_WHAT THE TASK REQUIRES_. Begin the copy at the line containing "Convert this screenshot" and end it at the final line of the material below, reproducing each line exactly, without images.

:: DATA

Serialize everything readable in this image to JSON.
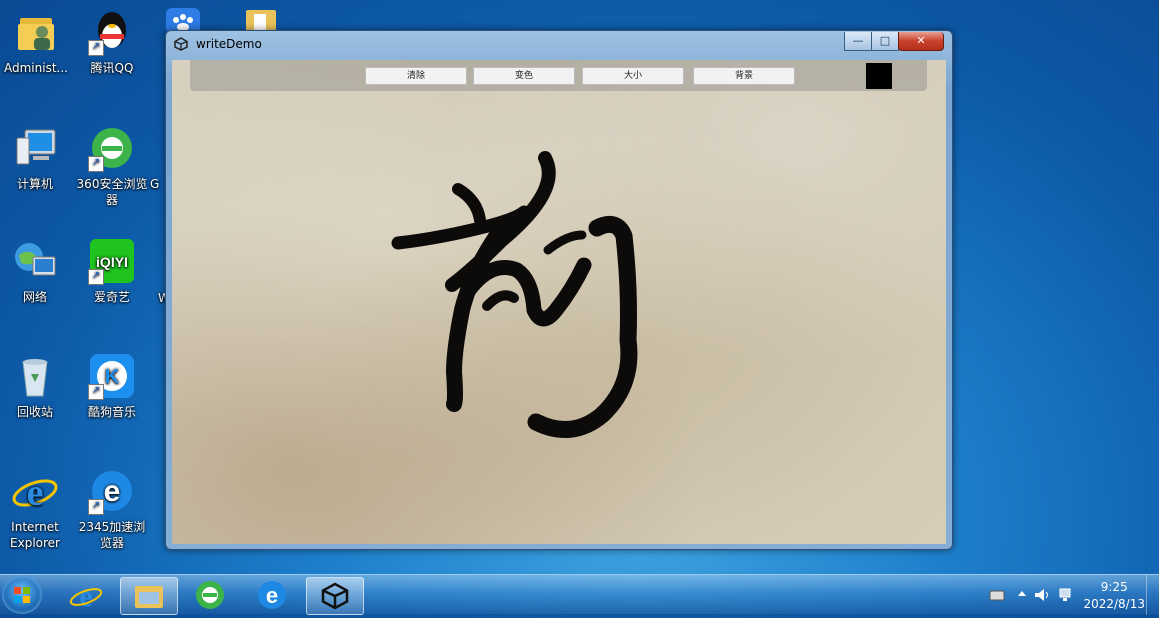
{
  "desktop": {
    "icons": [
      {
        "label": "Administ..."
      },
      {
        "label": "腾讯QQ"
      },
      {
        "label": "计算机"
      },
      {
        "label": "360安全浏览器"
      },
      {
        "label": "网络"
      },
      {
        "label": "爱奇艺"
      },
      {
        "label": "回收站"
      },
      {
        "label": "酷狗音乐"
      },
      {
        "label": "Internet Explorer"
      },
      {
        "label": "2345加速浏览器"
      }
    ],
    "partial_labels": [
      "G",
      "W"
    ]
  },
  "window": {
    "title": "writeDemo",
    "controls": {
      "minimize": "—",
      "maximize": "□",
      "close": "✕"
    },
    "toolbar": {
      "clear": "清除",
      "color": "变色",
      "size": "大小",
      "background": "背景"
    },
    "current_color": "#000000"
  },
  "taskbar": {
    "clock": {
      "time": "9:25",
      "date": "2022/8/13"
    }
  }
}
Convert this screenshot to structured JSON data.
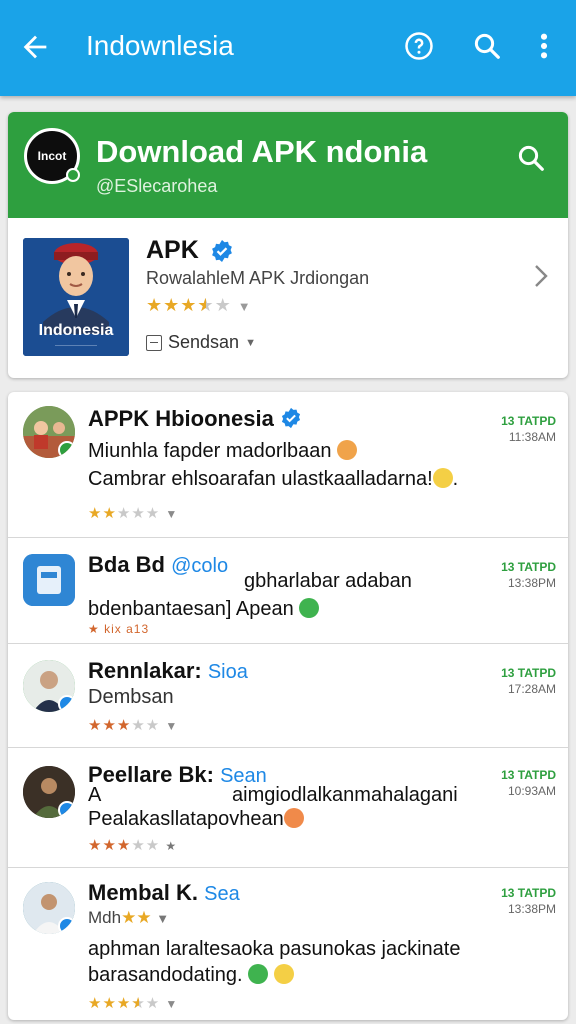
{
  "appbar": {
    "title": "Indownlesia",
    "icons": [
      "back-arrow-icon",
      "help-icon",
      "search-icon",
      "more-vert-icon"
    ]
  },
  "featured": {
    "banner_title": "Download APK ndonia",
    "banner_subtitle": "@ESlecarohea",
    "logo_text": "Incot",
    "thumb_label": "Indonesia",
    "thumb_sublabel": "——————",
    "app_title": "APK",
    "app_subtitle": "RowalahleM APK Jrdiongan",
    "rating_stars": 3.5,
    "dropdown_value": "Sendsan"
  },
  "list": [
    {
      "name": "APPK Hbioonesia",
      "tag": "",
      "verified": true,
      "time_top": "13 TATPD",
      "time_bottom": "11:38AM",
      "line1": "Miunhla fapder madorlbaan",
      "line2": "Cambrar ehlsoarafan ulastkaalladarna!",
      "stars": 2.5
    },
    {
      "name": "Bda Bd",
      "tag": "@colo",
      "verified": false,
      "time_top": "13 TATPD",
      "time_bottom": "13:38PM",
      "line1": "gbharlabar adaban",
      "line2": "bdenbantaesan] Apean",
      "stars_text": "★ kix a13"
    },
    {
      "name": "Rennlakar:",
      "tag": "Sioa",
      "verified": false,
      "time_top": "13 TATPD",
      "time_bottom": "17:28AM",
      "line1": "Dembsan",
      "line2": "",
      "stars": 3
    },
    {
      "name": "Peellare Bk:",
      "tag": "Sean",
      "verified": false,
      "time_top": "13 TATPD",
      "time_bottom": "10:93AM",
      "line1": "A",
      "line1b": "aimgiodlalkanmahalagani",
      "line2": "Pealakasllatapovhean",
      "stars": 3
    },
    {
      "name": "Membal K.",
      "tag": "Sea",
      "verified": false,
      "time_top": "13 TATPD",
      "time_bottom": "13:38PM",
      "line1": "Mdh",
      "line2": "aphman laraltesaoka pasunokas jackinate",
      "line3": "barasandodating.",
      "stars": 3.5
    }
  ],
  "colors": {
    "appbar": "#1aa3e8",
    "banner": "#2e9f3f",
    "star": "#e8a825",
    "time_green": "#2e9f3f",
    "link_blue": "#1e88e5"
  }
}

::::

_RESULT OF THE EXERCISE_.
Convert this screenshot to structured JSON data.
{
  "appbar": {
    "title": "Indownlesia",
    "icons": [
      "back-arrow-icon",
      "help-icon",
      "search-icon",
      "more-vert-icon"
    ]
  },
  "featured": {
    "banner_title": "Download APK ndonia",
    "banner_subtitle": "@ESlecarohea",
    "logo_text": "Incot",
    "thumb_label": "Indonesia",
    "thumb_sublabel": "——————",
    "app_title": "APK",
    "app_subtitle": "RowalahleM APK Jrdiongan",
    "rating_stars": 3.5,
    "dropdown_value": "Sendsan"
  },
  "list": [
    {
      "name": "APPK Hbioonesia",
      "tag": "",
      "verified": true,
      "time_top": "13 TATPD",
      "time_bottom": "11:38AM",
      "line1": "Miunhla fapder madorlbaan",
      "line2": "Cambrar ehlsoarafan ulastkaalladarna!",
      "stars": 2.5
    },
    {
      "name": "Bda Bd",
      "tag": "@colo",
      "verified": false,
      "time_top": "13 TATPD",
      "time_bottom": "13:38PM",
      "line1": "gbharlabar adaban",
      "line2": "bdenbantaesan] Apean",
      "stars_text": "★ kix a13"
    },
    {
      "name": "Rennlakar:",
      "tag": "Sioa",
      "verified": false,
      "time_top": "13 TATPD",
      "time_bottom": "17:28AM",
      "line1": "Dembsan",
      "line2": "",
      "stars": 3
    },
    {
      "name": "Peellare Bk:",
      "tag": "Sean",
      "verified": false,
      "time_top": "13 TATPD",
      "time_bottom": "10:93AM",
      "line1": "A",
      "line1b": "aimgiodlalkanmahalagani",
      "line2": "Pealakasllatapovhean",
      "stars": 3
    },
    {
      "name": "Membal K.",
      "tag": "Sea",
      "verified": false,
      "time_top": "13 TATPD",
      "time_bottom": "13:38PM",
      "line1": "Mdh",
      "line2": "aphman laraltesaoka pasunokas jackinate",
      "line3": "barasandodating.",
      "stars": 3.5
    }
  ],
  "colors": {
    "appbar": "#1aa3e8",
    "banner": "#2e9f3f",
    "star": "#e8a825",
    "time_green": "#2e9f3f",
    "link_blue": "#1e88e5"
  }
}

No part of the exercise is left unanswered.